### WHAT YOU SHOULD DO
Leave out the pictures and transcribe everything else exactly.

---------- MATERIAL TO PROCESS ----------

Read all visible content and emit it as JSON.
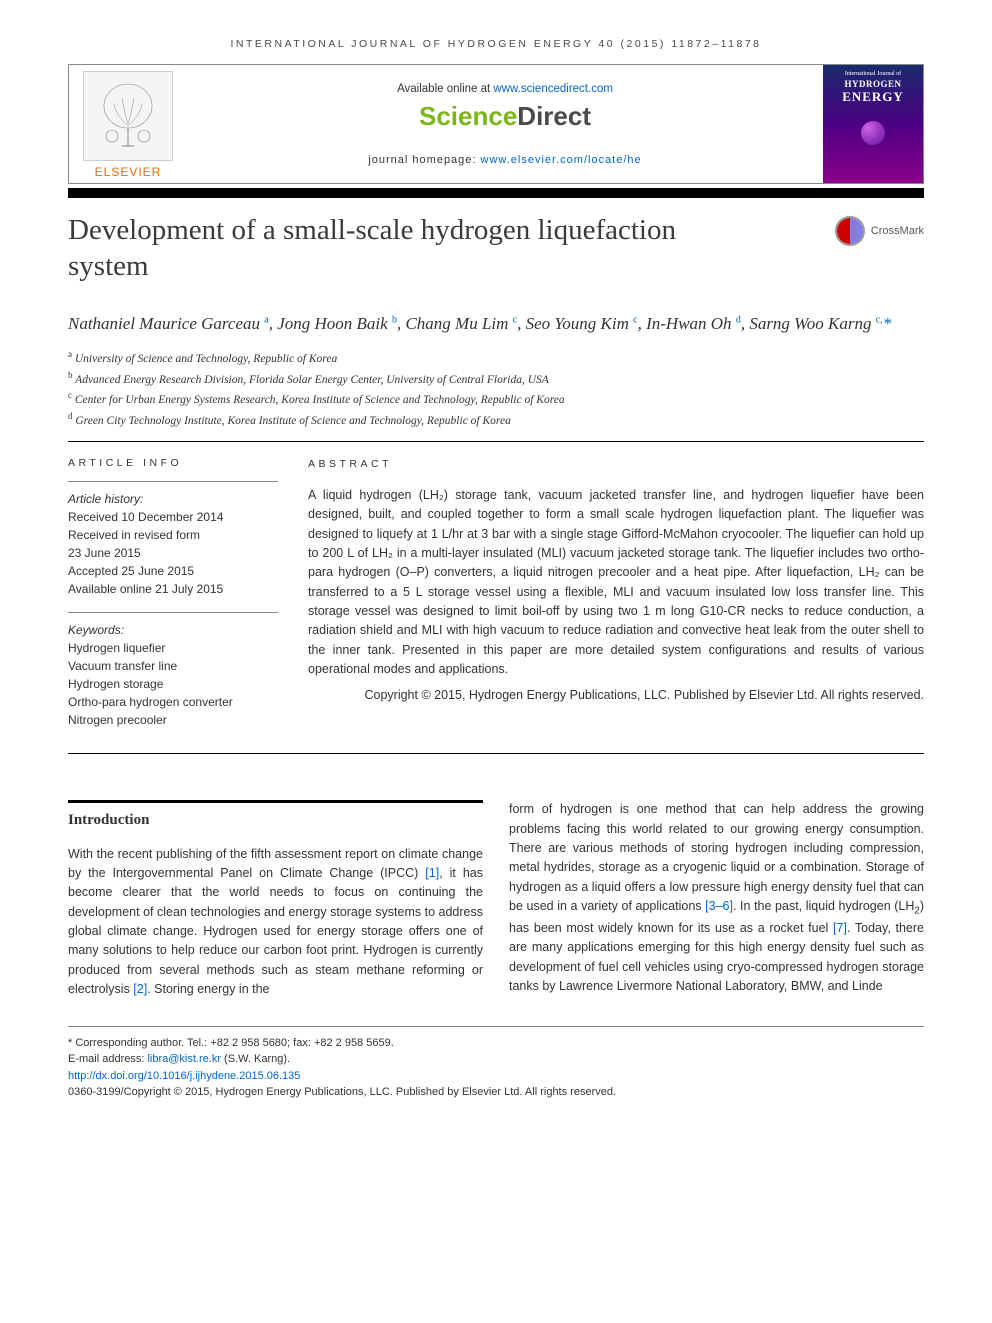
{
  "journal_header": "INTERNATIONAL JOURNAL OF HYDROGEN ENERGY 40 (2015) 11872–11878",
  "banner": {
    "available_prefix": "Available online at ",
    "available_link": "www.sciencedirect.com",
    "sciencedirect_science": "Science",
    "sciencedirect_direct": "Direct",
    "homepage_prefix": "journal homepage: ",
    "homepage_link": "www.elsevier.com/locate/he",
    "elsevier_label": "ELSEVIER",
    "cover_journal": "International Journal of",
    "cover_hydrogen": "HYDROGEN",
    "cover_energy": "ENERGY"
  },
  "crossmark_label": "CrossMark",
  "title": "Development of a small-scale hydrogen liquefaction system",
  "authors_html": "Nathaniel Maurice Garceau <sup>a</sup>, Jong Hoon Baik <sup>b</sup>, Chang Mu Lim <sup>c</sup>, Seo Young Kim <sup>c</sup>, In-Hwan Oh <sup>d</sup>, Sarng Woo Karng <sup>c,</sup><span class='corr'>*</span>",
  "affiliations": [
    {
      "sup": "a",
      "text": "University of Science and Technology, Republic of Korea"
    },
    {
      "sup": "b",
      "text": "Advanced Energy Research Division, Florida Solar Energy Center, University of Central Florida, USA"
    },
    {
      "sup": "c",
      "text": "Center for Urban Energy Systems Research, Korea Institute of Science and Technology, Republic of Korea"
    },
    {
      "sup": "d",
      "text": "Green City Technology Institute, Korea Institute of Science and Technology, Republic of Korea"
    }
  ],
  "article_info": {
    "heading": "ARTICLE INFO",
    "history_label": "Article history:",
    "history_lines": [
      "Received 10 December 2014",
      "Received in revised form",
      "23 June 2015",
      "Accepted 25 June 2015",
      "Available online 21 July 2015"
    ],
    "keywords_label": "Keywords:",
    "keywords": [
      "Hydrogen liquefier",
      "Vacuum transfer line",
      "Hydrogen storage",
      "Ortho-para hydrogen converter",
      "Nitrogen precooler"
    ]
  },
  "abstract": {
    "heading": "ABSTRACT",
    "text": "A liquid hydrogen (LH₂) storage tank, vacuum jacketed transfer line, and hydrogen liquefier have been designed, built, and coupled together to form a small scale hydrogen liquefaction plant. The liquefier was designed to liquefy at 1 L/hr at 3 bar with a single stage Gifford-McMahon cryocooler. The liquefier can hold up to 200 L of LH₂ in a multi-layer insulated (MLI) vacuum jacketed storage tank. The liquefier includes two ortho-para hydrogen (O–P) converters, a liquid nitrogen precooler and a heat pipe. After liquefaction, LH₂ can be transferred to a 5 L storage vessel using a flexible, MLI and vacuum insulated low loss transfer line. This storage vessel was designed to limit boil-off by using two 1 m long G10-CR necks to reduce conduction, a radiation shield and MLI with high vacuum to reduce radiation and convective heat leak from the outer shell to the inner tank. Presented in this paper are more detailed system configurations and results of various operational modes and applications.",
    "copyright": "Copyright © 2015, Hydrogen Energy Publications, LLC. Published by Elsevier Ltd. All rights reserved."
  },
  "body": {
    "introduction_heading": "Introduction",
    "col1": "With the recent publishing of the fifth assessment report on climate change by the Intergovernmental Panel on Climate Change (IPCC) [1], it has become clearer that the world needs to focus on continuing the development of clean technologies and energy storage systems to address global climate change. Hydrogen used for energy storage offers one of many solutions to help reduce our carbon foot print. Hydrogen is currently produced from several methods such as steam methane reforming or electrolysis [2]. Storing energy in the",
    "col1_refs": {
      "1": "[1]",
      "2": "[2]"
    },
    "col2": "form of hydrogen is one method that can help address the growing problems facing this world related to our growing energy consumption. There are various methods of storing hydrogen including compression, metal hydrides, storage as a cryogenic liquid or a combination. Storage of hydrogen as a liquid offers a low pressure high energy density fuel that can be used in a variety of applications [3–6]. In the past, liquid hydrogen (LH₂) has been most widely known for its use as a rocket fuel [7]. Today, there are many applications emerging for this high energy density fuel such as development of fuel cell vehicles using cryo-compressed hydrogen storage tanks by Lawrence Livermore National Laboratory, BMW, and Linde",
    "col2_refs": {
      "36": "[3–6]",
      "7": "[7]"
    }
  },
  "footer": {
    "corr_line": "* Corresponding author. Tel.: +82 2 958 5680; fax: +82 2 958 5659.",
    "email_label": "E-mail address: ",
    "email": "libra@kist.re.kr",
    "email_suffix": " (S.W. Karng).",
    "doi": "http://dx.doi.org/10.1016/j.ijhydene.2015.06.135",
    "issn_copyright": "0360-3199/Copyright © 2015, Hydrogen Energy Publications, LLC. Published by Elsevier Ltd. All rights reserved."
  },
  "colors": {
    "link": "#0066cc",
    "elsevier_orange": "#ed6c00",
    "sd_green": "#7cb518",
    "sd_grey": "#4a4a4a"
  }
}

----------

### WRITTEN RESPONSE
Read all visible content and emit it as JSON.
{
  "journal_header": "INTERNATIONAL JOURNAL OF HYDROGEN ENERGY 40 (2015) 11872–11878",
  "banner": {
    "available_prefix": "Available online at ",
    "available_link": "www.sciencedirect.com",
    "sciencedirect_science": "Science",
    "sciencedirect_direct": "Direct",
    "homepage_prefix": "journal homepage: ",
    "homepage_link": "www.elsevier.com/locate/he",
    "elsevier_label": "ELSEVIER",
    "cover_journal": "International Journal of",
    "cover_hydrogen": "HYDROGEN",
    "cover_energy": "ENERGY"
  },
  "crossmark_label": "CrossMark",
  "title": "Development of a small-scale hydrogen liquefaction system",
  "authors_html": "Nathaniel Maurice Garceau <sup>a</sup>, Jong Hoon Baik <sup>b</sup>, Chang Mu Lim <sup>c</sup>, Seo Young Kim <sup>c</sup>, In-Hwan Oh <sup>d</sup>, Sarng Woo Karng <sup>c,</sup><span class='corr'>*</span>",
  "affiliations": [
    {
      "sup": "a",
      "text": "University of Science and Technology, Republic of Korea"
    },
    {
      "sup": "b",
      "text": "Advanced Energy Research Division, Florida Solar Energy Center, University of Central Florida, USA"
    },
    {
      "sup": "c",
      "text": "Center for Urban Energy Systems Research, Korea Institute of Science and Technology, Republic of Korea"
    },
    {
      "sup": "d",
      "text": "Green City Technology Institute, Korea Institute of Science and Technology, Republic of Korea"
    }
  ],
  "article_info": {
    "heading": "ARTICLE INFO",
    "history_label": "Article history:",
    "history_lines": [
      "Received 10 December 2014",
      "Received in revised form",
      "23 June 2015",
      "Accepted 25 June 2015",
      "Available online 21 July 2015"
    ],
    "keywords_label": "Keywords:",
    "keywords": [
      "Hydrogen liquefier",
      "Vacuum transfer line",
      "Hydrogen storage",
      "Ortho-para hydrogen converter",
      "Nitrogen precooler"
    ]
  },
  "abstract": {
    "heading": "ABSTRACT",
    "text": "A liquid hydrogen (LH₂) storage tank, vacuum jacketed transfer line, and hydrogen liquefier have been designed, built, and coupled together to form a small scale hydrogen liquefaction plant. The liquefier was designed to liquefy at 1 L/hr at 3 bar with a single stage Gifford-McMahon cryocooler. The liquefier can hold up to 200 L of LH₂ in a multi-layer insulated (MLI) vacuum jacketed storage tank. The liquefier includes two ortho-para hydrogen (O–P) converters, a liquid nitrogen precooler and a heat pipe. After liquefaction, LH₂ can be transferred to a 5 L storage vessel using a flexible, MLI and vacuum insulated low loss transfer line. This storage vessel was designed to limit boil-off by using two 1 m long G10-CR necks to reduce conduction, a radiation shield and MLI with high vacuum to reduce radiation and convective heat leak from the outer shell to the inner tank. Presented in this paper are more detailed system configurations and results of various operational modes and applications.",
    "copyright": "Copyright © 2015, Hydrogen Energy Publications, LLC. Published by Elsevier Ltd. All rights reserved."
  },
  "body": {
    "introduction_heading": "Introduction",
    "col1": "With the recent publishing of the fifth assessment report on climate change by the Intergovernmental Panel on Climate Change (IPCC) [1], it has become clearer that the world needs to focus on continuing the development of clean technologies and energy storage systems to address global climate change. Hydrogen used for energy storage offers one of many solutions to help reduce our carbon foot print. Hydrogen is currently produced from several methods such as steam methane reforming or electrolysis [2]. Storing energy in the",
    "col1_refs": {
      "1": "[1]",
      "2": "[2]"
    },
    "col2": "form of hydrogen is one method that can help address the growing problems facing this world related to our growing energy consumption. There are various methods of storing hydrogen including compression, metal hydrides, storage as a cryogenic liquid or a combination. Storage of hydrogen as a liquid offers a low pressure high energy density fuel that can be used in a variety of applications [3–6]. In the past, liquid hydrogen (LH₂) has been most widely known for its use as a rocket fuel [7]. Today, there are many applications emerging for this high energy density fuel such as development of fuel cell vehicles using cryo-compressed hydrogen storage tanks by Lawrence Livermore National Laboratory, BMW, and Linde",
    "col2_refs": {
      "36": "[3–6]",
      "7": "[7]"
    }
  },
  "footer": {
    "corr_line": "* Corresponding author. Tel.: +82 2 958 5680; fax: +82 2 958 5659.",
    "email_label": "E-mail address: ",
    "email": "libra@kist.re.kr",
    "email_suffix": " (S.W. Karng).",
    "doi": "http://dx.doi.org/10.1016/j.ijhydene.2015.06.135",
    "issn_copyright": "0360-3199/Copyright © 2015, Hydrogen Energy Publications, LLC. Published by Elsevier Ltd. All rights reserved."
  },
  "colors": {
    "link": "#0066cc",
    "elsevier_orange": "#ed6c00",
    "sd_green": "#7cb518",
    "sd_grey": "#4a4a4a"
  }
}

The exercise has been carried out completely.